** Task goal **
Print every line of the listing below verbatim, leaving out the picture lines.

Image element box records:
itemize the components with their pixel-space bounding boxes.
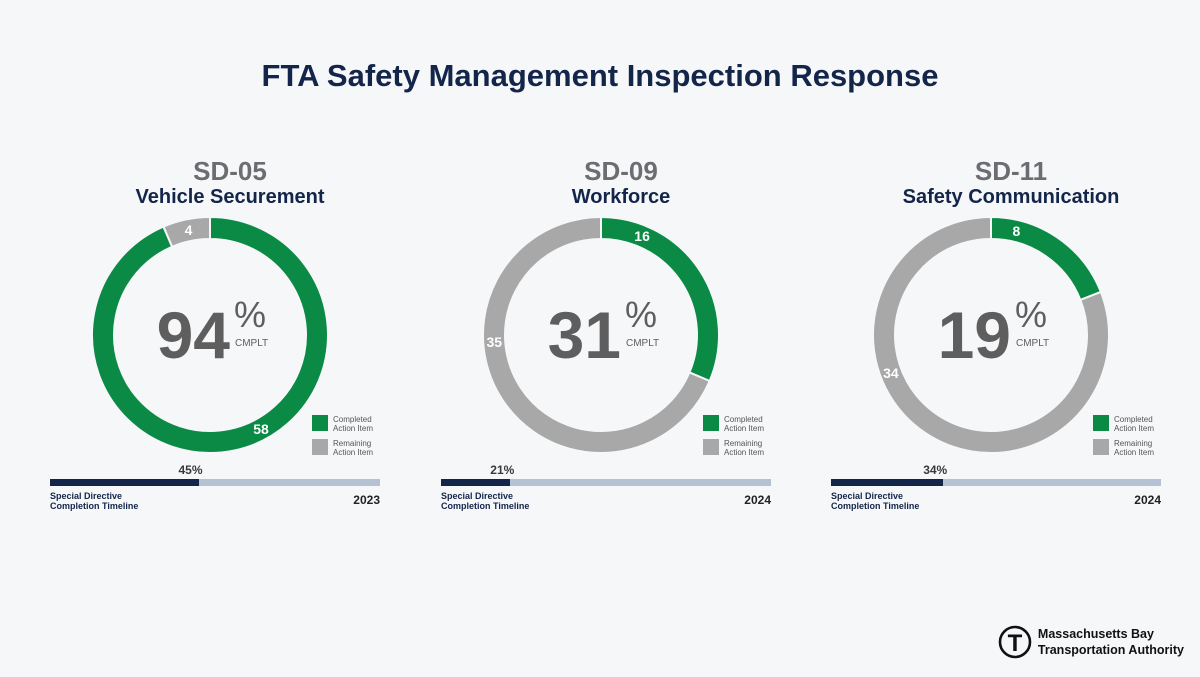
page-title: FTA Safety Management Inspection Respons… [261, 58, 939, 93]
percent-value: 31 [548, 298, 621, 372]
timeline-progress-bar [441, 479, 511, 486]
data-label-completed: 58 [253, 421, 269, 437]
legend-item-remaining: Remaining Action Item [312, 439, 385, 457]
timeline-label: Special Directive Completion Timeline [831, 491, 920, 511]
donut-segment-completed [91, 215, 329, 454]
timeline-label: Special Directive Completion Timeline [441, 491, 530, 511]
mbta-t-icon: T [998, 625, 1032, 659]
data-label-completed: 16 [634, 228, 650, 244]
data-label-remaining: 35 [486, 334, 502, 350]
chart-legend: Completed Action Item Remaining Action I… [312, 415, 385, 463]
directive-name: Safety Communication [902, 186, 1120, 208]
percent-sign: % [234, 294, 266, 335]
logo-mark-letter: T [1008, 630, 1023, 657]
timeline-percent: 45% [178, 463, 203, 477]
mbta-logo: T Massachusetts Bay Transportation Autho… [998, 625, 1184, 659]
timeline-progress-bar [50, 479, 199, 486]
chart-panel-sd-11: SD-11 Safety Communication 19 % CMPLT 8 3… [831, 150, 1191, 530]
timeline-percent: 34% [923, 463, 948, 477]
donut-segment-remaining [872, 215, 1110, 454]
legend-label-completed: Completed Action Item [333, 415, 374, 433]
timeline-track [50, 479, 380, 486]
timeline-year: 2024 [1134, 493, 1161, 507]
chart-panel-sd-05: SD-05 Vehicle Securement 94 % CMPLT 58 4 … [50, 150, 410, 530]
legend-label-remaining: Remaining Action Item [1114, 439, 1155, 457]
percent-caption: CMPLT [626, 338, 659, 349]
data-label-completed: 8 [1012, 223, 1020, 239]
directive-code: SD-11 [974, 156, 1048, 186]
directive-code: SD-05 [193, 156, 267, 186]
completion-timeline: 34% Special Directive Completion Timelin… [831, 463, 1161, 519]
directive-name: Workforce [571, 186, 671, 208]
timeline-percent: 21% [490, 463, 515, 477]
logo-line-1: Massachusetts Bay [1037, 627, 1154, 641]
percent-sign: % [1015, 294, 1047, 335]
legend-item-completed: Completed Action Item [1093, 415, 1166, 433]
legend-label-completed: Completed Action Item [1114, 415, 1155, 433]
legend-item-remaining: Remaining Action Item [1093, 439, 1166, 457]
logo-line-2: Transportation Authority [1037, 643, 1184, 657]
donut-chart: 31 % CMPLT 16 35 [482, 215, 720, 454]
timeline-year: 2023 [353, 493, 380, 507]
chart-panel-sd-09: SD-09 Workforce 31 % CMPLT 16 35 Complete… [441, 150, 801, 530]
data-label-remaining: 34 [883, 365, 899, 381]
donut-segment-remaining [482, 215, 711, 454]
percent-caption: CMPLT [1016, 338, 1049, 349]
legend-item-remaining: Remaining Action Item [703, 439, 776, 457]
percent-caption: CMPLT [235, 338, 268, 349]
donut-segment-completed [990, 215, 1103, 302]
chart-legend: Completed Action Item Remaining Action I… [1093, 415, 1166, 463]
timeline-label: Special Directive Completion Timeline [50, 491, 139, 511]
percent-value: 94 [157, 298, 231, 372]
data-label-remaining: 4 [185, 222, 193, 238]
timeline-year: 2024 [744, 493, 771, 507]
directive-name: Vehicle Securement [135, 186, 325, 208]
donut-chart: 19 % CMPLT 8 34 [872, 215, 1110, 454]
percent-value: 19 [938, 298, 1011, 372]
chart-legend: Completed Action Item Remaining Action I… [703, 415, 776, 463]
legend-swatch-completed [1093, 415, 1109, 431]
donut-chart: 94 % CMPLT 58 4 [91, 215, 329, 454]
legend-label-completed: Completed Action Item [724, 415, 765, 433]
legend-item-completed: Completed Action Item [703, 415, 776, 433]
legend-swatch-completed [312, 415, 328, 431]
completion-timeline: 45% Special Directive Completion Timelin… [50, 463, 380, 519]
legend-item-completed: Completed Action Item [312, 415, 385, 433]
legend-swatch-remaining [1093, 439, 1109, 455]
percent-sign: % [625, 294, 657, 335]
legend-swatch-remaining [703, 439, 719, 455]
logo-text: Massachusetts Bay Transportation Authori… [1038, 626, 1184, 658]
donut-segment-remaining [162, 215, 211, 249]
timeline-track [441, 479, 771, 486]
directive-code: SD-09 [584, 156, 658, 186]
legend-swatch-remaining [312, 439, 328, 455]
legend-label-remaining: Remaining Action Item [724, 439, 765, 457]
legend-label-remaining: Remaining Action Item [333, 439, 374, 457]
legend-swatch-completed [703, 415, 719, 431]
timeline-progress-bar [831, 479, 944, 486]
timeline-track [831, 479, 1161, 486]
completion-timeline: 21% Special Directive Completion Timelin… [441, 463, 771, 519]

** Output for this exercise **
itemize the components with their pixel-space bounding boxes.
page-title: FTA Safety Management Inspection Respons… [261, 58, 939, 93]
percent-value: 31 [548, 298, 621, 372]
timeline-progress-bar [441, 479, 511, 486]
data-label-completed: 58 [253, 421, 269, 437]
legend-item-remaining: Remaining Action Item [312, 439, 385, 457]
timeline-label: Special Directive Completion Timeline [831, 491, 920, 511]
donut-segment-completed [91, 215, 329, 454]
timeline-label: Special Directive Completion Timeline [441, 491, 530, 511]
mbta-t-icon: T [998, 625, 1032, 659]
data-label-completed: 16 [634, 228, 650, 244]
data-label-remaining: 35 [486, 334, 502, 350]
chart-legend: Completed Action Item Remaining Action I… [312, 415, 385, 463]
directive-name: Safety Communication [902, 186, 1120, 208]
percent-sign: % [234, 294, 266, 335]
logo-mark-letter: T [1008, 630, 1023, 657]
timeline-percent: 45% [178, 463, 203, 477]
mbta-logo: T Massachusetts Bay Transportation Autho… [998, 625, 1184, 659]
timeline-progress-bar [50, 479, 199, 486]
chart-panel-sd-11: SD-11 Safety Communication 19 % CMPLT 8 3… [831, 150, 1191, 530]
timeline-percent: 34% [923, 463, 948, 477]
donut-segment-remaining [872, 215, 1110, 454]
legend-label-completed: Completed Action Item [333, 415, 374, 433]
timeline-track [50, 479, 380, 486]
timeline-year: 2024 [1134, 493, 1161, 507]
chart-panel-sd-05: SD-05 Vehicle Securement 94 % CMPLT 58 4 … [50, 150, 410, 530]
legend-label-remaining: Remaining Action Item [1114, 439, 1155, 457]
percent-caption: CMPLT [626, 338, 659, 349]
data-label-completed: 8 [1012, 223, 1020, 239]
directive-code: SD-11 [974, 156, 1048, 186]
directive-code: SD-05 [193, 156, 267, 186]
completion-timeline: 34% Special Directive Completion Timelin… [831, 463, 1161, 519]
directive-name: Workforce [571, 186, 671, 208]
timeline-percent: 21% [490, 463, 515, 477]
logo-line-1: Massachusetts Bay [1037, 627, 1154, 641]
percent-sign: % [1015, 294, 1047, 335]
legend-item-completed: Completed Action Item [1093, 415, 1166, 433]
legend-label-completed: Completed Action Item [1114, 415, 1155, 433]
legend-item-remaining: Remaining Action Item [1093, 439, 1166, 457]
logo-line-2: Transportation Authority [1037, 643, 1184, 657]
donut-chart: 31 % CMPLT 16 35 [482, 215, 720, 454]
timeline-year: 2023 [353, 493, 380, 507]
chart-panel-sd-09: SD-09 Workforce 31 % CMPLT 16 35 Complete… [441, 150, 801, 530]
data-label-remaining: 34 [883, 365, 899, 381]
donut-segment-remaining [482, 215, 711, 454]
percent-caption: CMPLT [1016, 338, 1049, 349]
legend-item-remaining: Remaining Action Item [703, 439, 776, 457]
percent-caption: CMPLT [235, 338, 268, 349]
donut-segment-completed [990, 215, 1103, 302]
chart-legend: Completed Action Item Remaining Action I… [1093, 415, 1166, 463]
timeline-label: Special Directive Completion Timeline [50, 491, 139, 511]
percent-value: 94 [157, 298, 231, 372]
data-label-remaining: 4 [185, 222, 193, 238]
timeline-year: 2024 [744, 493, 771, 507]
directive-name: Vehicle Securement [135, 186, 325, 208]
donut-chart: 19 % CMPLT 8 34 [872, 215, 1110, 454]
percent-value: 19 [938, 298, 1011, 372]
chart-legend: Completed Action Item Remaining Action I… [703, 415, 776, 463]
legend-swatch-completed [1093, 415, 1109, 431]
donut-chart: 94 % CMPLT 58 4 [91, 215, 329, 454]
legend-label-completed: Completed Action Item [724, 415, 765, 433]
legend-item-completed: Completed Action Item [703, 415, 776, 433]
legend-swatch-completed [312, 415, 328, 431]
completion-timeline: 45% Special Directive Completion Timelin… [50, 463, 380, 519]
legend-item-completed: Completed Action Item [312, 415, 385, 433]
legend-swatch-remaining [1093, 439, 1109, 455]
percent-sign: % [625, 294, 657, 335]
legend-swatch-remaining [703, 439, 719, 455]
logo-text: Massachusetts Bay Transportation Authori… [1038, 626, 1184, 658]
donut-segment-remaining [162, 215, 211, 249]
timeline-track [441, 479, 771, 486]
directive-code: SD-09 [584, 156, 658, 186]
legend-swatch-remaining [312, 439, 328, 455]
legend-label-remaining: Remaining Action Item [724, 439, 765, 457]
legend-label-remaining: Remaining Action Item [333, 439, 374, 457]
legend-swatch-completed [703, 415, 719, 431]
timeline-progress-bar [831, 479, 944, 486]
timeline-track [831, 479, 1161, 486]
completion-timeline: 21% Special Directive Completion Timelin… [441, 463, 771, 519]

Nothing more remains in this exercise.